▶ _Goal_: Print each of the entries exactly, leaving nothing out.

Stored entries:
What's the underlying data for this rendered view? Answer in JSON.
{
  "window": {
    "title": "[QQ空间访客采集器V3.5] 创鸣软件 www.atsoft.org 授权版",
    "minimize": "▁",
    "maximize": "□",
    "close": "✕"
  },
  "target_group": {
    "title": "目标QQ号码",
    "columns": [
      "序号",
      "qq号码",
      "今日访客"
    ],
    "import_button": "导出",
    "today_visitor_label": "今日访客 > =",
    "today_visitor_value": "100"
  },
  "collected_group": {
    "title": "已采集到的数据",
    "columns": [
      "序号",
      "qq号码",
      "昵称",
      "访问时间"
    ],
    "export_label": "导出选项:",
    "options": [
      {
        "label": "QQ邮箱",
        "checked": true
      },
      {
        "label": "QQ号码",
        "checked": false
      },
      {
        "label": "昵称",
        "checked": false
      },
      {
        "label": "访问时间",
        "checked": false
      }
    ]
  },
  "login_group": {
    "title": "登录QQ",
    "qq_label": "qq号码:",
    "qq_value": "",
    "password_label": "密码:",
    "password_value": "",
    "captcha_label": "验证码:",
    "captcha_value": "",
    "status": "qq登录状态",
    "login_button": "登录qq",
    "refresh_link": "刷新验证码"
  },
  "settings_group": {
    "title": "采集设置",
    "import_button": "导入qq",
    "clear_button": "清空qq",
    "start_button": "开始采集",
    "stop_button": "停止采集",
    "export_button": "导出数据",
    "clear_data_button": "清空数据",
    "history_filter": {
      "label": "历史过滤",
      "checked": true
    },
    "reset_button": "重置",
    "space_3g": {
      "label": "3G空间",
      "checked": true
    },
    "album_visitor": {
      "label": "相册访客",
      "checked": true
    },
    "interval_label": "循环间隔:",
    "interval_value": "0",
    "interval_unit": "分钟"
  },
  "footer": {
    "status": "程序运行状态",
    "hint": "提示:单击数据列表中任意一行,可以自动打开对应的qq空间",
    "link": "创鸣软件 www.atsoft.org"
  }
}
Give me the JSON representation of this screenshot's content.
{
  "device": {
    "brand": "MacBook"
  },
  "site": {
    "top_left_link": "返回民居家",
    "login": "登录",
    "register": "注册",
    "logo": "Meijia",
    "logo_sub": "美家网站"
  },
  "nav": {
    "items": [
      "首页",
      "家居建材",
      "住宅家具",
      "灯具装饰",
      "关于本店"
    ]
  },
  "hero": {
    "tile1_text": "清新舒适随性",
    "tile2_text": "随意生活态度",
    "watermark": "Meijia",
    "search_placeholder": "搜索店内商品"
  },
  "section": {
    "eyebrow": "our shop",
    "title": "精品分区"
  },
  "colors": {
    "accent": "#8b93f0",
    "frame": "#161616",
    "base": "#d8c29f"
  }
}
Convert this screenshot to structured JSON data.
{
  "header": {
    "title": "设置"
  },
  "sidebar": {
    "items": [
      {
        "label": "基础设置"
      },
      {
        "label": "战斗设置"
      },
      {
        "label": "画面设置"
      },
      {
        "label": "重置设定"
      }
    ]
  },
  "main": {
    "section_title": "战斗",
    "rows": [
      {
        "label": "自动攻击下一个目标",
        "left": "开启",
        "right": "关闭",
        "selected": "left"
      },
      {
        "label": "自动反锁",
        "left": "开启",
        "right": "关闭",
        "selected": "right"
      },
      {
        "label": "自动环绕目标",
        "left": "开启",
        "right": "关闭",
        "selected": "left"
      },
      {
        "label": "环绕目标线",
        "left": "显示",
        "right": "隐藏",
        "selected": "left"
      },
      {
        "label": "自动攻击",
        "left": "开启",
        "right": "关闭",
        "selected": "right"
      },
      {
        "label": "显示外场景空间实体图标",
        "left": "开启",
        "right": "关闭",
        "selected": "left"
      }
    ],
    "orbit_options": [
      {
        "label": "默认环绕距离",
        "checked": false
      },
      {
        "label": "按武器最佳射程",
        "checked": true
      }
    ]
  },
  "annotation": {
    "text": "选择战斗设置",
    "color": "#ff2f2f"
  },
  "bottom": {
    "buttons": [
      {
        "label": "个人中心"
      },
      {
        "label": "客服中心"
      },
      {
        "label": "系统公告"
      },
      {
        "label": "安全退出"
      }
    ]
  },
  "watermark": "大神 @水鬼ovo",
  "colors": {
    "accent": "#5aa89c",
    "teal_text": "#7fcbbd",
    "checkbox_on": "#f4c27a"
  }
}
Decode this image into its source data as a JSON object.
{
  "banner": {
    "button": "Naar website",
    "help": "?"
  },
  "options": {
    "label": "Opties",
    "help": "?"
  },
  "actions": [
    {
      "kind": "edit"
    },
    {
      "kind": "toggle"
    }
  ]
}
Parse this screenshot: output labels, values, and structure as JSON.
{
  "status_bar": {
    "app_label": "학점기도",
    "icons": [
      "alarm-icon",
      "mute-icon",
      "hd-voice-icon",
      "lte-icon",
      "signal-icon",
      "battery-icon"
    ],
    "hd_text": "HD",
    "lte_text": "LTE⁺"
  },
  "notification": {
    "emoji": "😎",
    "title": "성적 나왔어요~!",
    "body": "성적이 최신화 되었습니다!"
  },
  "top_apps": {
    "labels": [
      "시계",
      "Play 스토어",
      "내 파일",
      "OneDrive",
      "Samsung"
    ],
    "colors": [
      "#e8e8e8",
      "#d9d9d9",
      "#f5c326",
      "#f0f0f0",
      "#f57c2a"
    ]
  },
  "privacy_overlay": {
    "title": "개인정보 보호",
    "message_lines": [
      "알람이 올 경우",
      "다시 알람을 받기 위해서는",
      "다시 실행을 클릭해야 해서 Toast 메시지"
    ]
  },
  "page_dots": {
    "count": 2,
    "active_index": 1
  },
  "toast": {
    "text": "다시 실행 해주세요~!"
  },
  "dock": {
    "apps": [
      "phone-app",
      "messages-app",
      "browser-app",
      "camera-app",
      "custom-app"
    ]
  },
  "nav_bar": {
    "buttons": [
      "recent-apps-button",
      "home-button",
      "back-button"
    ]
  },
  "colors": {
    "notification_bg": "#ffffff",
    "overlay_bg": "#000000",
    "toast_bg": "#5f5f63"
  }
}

▶ _Exercise solution_:
What's the underlying data for this rendered view? Answer in JSON.
{
  "window": {
    "title": "[QQ空间访客采集器V3.5] 创鸣软件 www.atsoft.org 授权版",
    "minimize": "▁",
    "maximize": "□",
    "close": "✕"
  },
  "target_group": {
    "title": "目标QQ号码",
    "columns": [
      "序号",
      "qq号码",
      "今日访客"
    ],
    "import_button": "导出",
    "today_visitor_label": "今日访客 > =",
    "today_visitor_value": "100"
  },
  "collected_group": {
    "title": "已采集到的数据",
    "columns": [
      "序号",
      "qq号码",
      "昵称",
      "访问时间"
    ],
    "export_label": "导出选项:",
    "options": [
      {
        "label": "QQ邮箱",
        "checked": true
      },
      {
        "label": "QQ号码",
        "checked": false
      },
      {
        "label": "昵称",
        "checked": false
      },
      {
        "label": "访问时间",
        "checked": false
      }
    ]
  },
  "login_group": {
    "title": "登录QQ",
    "qq_label": "qq号码:",
    "qq_value": "",
    "password_label": "密码:",
    "password_value": "",
    "captcha_label": "验证码:",
    "captcha_value": "",
    "status": "qq登录状态",
    "login_button": "登录qq",
    "refresh_link": "刷新验证码"
  },
  "settings_group": {
    "title": "采集设置",
    "import_button": "导入qq",
    "clear_button": "清空qq",
    "start_button": "开始采集",
    "stop_button": "停止采集",
    "export_button": "导出数据",
    "clear_data_button": "清空数据",
    "history_filter": {
      "label": "历史过滤",
      "checked": true
    },
    "reset_button": "重置",
    "space_3g": {
      "label": "3G空间",
      "checked": true
    },
    "album_visitor": {
      "label": "相册访客",
      "checked": true
    },
    "interval_label": "循环间隔:",
    "interval_value": "0",
    "interval_unit": "分钟"
  },
  "footer": {
    "status": "程序运行状态",
    "hint": "提示:单击数据列表中任意一行,可以自动打开对应的qq空间",
    "link": "创鸣软件 www.atsoft.org"
  }
}
Give me the JSON representation of this screenshot's content.
{
  "device": {
    "brand": "MacBook"
  },
  "site": {
    "top_left_link": "返回民居家",
    "login": "登录",
    "register": "注册",
    "logo": "Meijia",
    "logo_sub": "美家网站"
  },
  "nav": {
    "items": [
      "首页",
      "家居建材",
      "住宅家具",
      "灯具装饰",
      "关于本店"
    ]
  },
  "hero": {
    "tile1_text": "清新舒适随性",
    "tile2_text": "随意生活态度",
    "watermark": "Meijia",
    "search_placeholder": "搜索店内商品"
  },
  "section": {
    "eyebrow": "our shop",
    "title": "精品分区"
  },
  "colors": {
    "accent": "#8b93f0",
    "frame": "#161616",
    "base": "#d8c29f"
  }
}
Convert this screenshot to structured JSON data.
{
  "header": {
    "title": "设置"
  },
  "sidebar": {
    "items": [
      {
        "label": "基础设置"
      },
      {
        "label": "战斗设置"
      },
      {
        "label": "画面设置"
      },
      {
        "label": "重置设定"
      }
    ]
  },
  "main": {
    "section_title": "战斗",
    "rows": [
      {
        "label": "自动攻击下一个目标",
        "left": "开启",
        "right": "关闭",
        "selected": "left"
      },
      {
        "label": "自动反锁",
        "left": "开启",
        "right": "关闭",
        "selected": "right"
      },
      {
        "label": "自动环绕目标",
        "left": "开启",
        "right": "关闭",
        "selected": "left"
      },
      {
        "label": "环绕目标线",
        "left": "显示",
        "right": "隐藏",
        "selected": "left"
      },
      {
        "label": "自动攻击",
        "left": "开启",
        "right": "关闭",
        "selected": "right"
      },
      {
        "label": "显示外场景空间实体图标",
        "left": "开启",
        "right": "关闭",
        "selected": "left"
      }
    ],
    "orbit_options": [
      {
        "label": "默认环绕距离",
        "checked": false
      },
      {
        "label": "按武器最佳射程",
        "checked": true
      }
    ]
  },
  "annotation": {
    "text": "选择战斗设置",
    "color": "#ff2f2f"
  },
  "bottom": {
    "buttons": [
      {
        "label": "个人中心"
      },
      {
        "label": "客服中心"
      },
      {
        "label": "系统公告"
      },
      {
        "label": "安全退出"
      }
    ]
  },
  "watermark": "大神 @水鬼ovo",
  "colors": {
    "accent": "#5aa89c",
    "teal_text": "#7fcbbd",
    "checkbox_on": "#f4c27a"
  }
}
Decode this image into its source data as a JSON object.
{
  "banner": {
    "button": "Naar website",
    "help": "?"
  },
  "options": {
    "label": "Opties",
    "help": "?"
  },
  "actions": [
    {
      "kind": "edit"
    },
    {
      "kind": "toggle"
    }
  ]
}
Parse this screenshot: output labels, values, and structure as JSON.
{
  "status_bar": {
    "app_label": "학점기도",
    "icons": [
      "alarm-icon",
      "mute-icon",
      "hd-voice-icon",
      "lte-icon",
      "signal-icon",
      "battery-icon"
    ],
    "hd_text": "HD",
    "lte_text": "LTE⁺"
  },
  "notification": {
    "emoji": "😎",
    "title": "성적 나왔어요~!",
    "body": "성적이 최신화 되었습니다!"
  },
  "top_apps": {
    "labels": [
      "시계",
      "Play 스토어",
      "내 파일",
      "OneDrive",
      "Samsung"
    ],
    "colors": [
      "#e8e8e8",
      "#d9d9d9",
      "#f5c326",
      "#f0f0f0",
      "#f57c2a"
    ]
  },
  "privacy_overlay": {
    "title": "개인정보 보호",
    "message_lines": [
      "알람이 올 경우",
      "다시 알람을 받기 위해서는",
      "다시 실행을 클릭해야 해서 Toast 메시지"
    ]
  },
  "page_dots": {
    "count": 2,
    "active_index": 1
  },
  "toast": {
    "text": "다시 실행 해주세요~!"
  },
  "dock": {
    "apps": [
      "phone-app",
      "messages-app",
      "browser-app",
      "camera-app",
      "custom-app"
    ]
  },
  "nav_bar": {
    "buttons": [
      "recent-apps-button",
      "home-button",
      "back-button"
    ]
  },
  "colors": {
    "notification_bg": "#ffffff",
    "overlay_bg": "#000000",
    "toast_bg": "#5f5f63"
  }
}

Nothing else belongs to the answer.